**Alıntılanan metin:**
4 Aralık 2008 Perşembe

love??

"to love is to suffer.
to avoid suffering one must not love.
but then one suffers from not loving.
therefore to love is to suffer, not to love is to suffer.
to suffer is to suffer.
to be happy is to love.
to be happy then is to suffer.
but suffering makes one unhappy.
therefore, to be unhappy one must love, or love to suffer, or suffer from too much happiness.
i hope you're getting this down."

W.A.

2 Aralık 2008 Salı

film şeridi..

hayat bir film şeridi gibi geçermiş ya ölüme yaklaşınca..
mübalağa değil aslında..

o şerit de en sizin hayatınız kadar müdahale mağduru buradan bakınca..

önce doğdunuz evde pozlanıyorsunuz.. Sizi nasıl görmek istiyorlarsa, ne hayal ediyorlarsa, hepsini işleniyorsunuz..

sonra telesine.. evdekilerin tamamlayamadığını okuldakiler devam ettiriyor.. renginize, duruşunuza, durumunuza ayar çekiyor..

ardından hayata yükleniyorsunuz, birileri sesinizi doğru eşlerse, evdekiler klaketi doğru verdilerse tam da istenildiği gibi oturuveriyorsunuz "gündelik hayat" denen track'e..

offline başlıyor.. ruhunuz bedeninizden çoktan ayrıldı.. negatifler kapalı kutulara kaldırıldı.. artık sadece rakamlardan oluşan bir sanal gerçekliksiniz.. hep anlattıkları gibi "uzayda yer kaplayan"lardan değilsiniz..

en can yakıcı kısım başlıyor.. kariyer yapmak denen işlemde kesilip biçiliyorsunuz..

**Kaynak malzeme:**

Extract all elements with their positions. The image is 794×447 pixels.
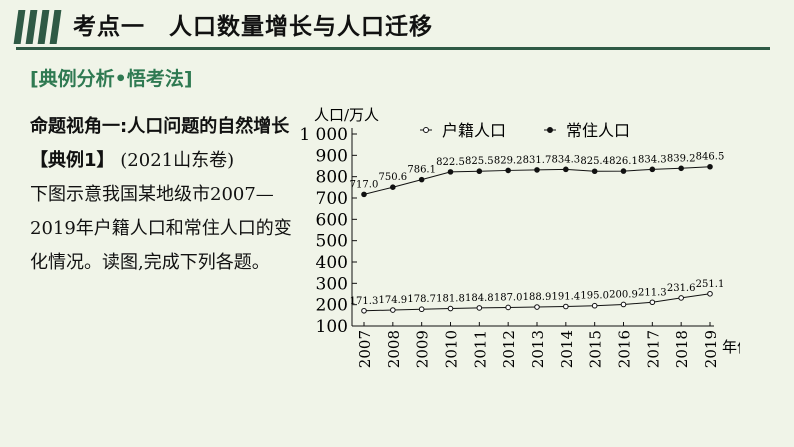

**İstenen:**
Film şeridi üzerine yazıya göre evdekilerin tamamlayamadığını kimler devam ettiriyor?

**Görevin yanıtı:**
Okuldakiler.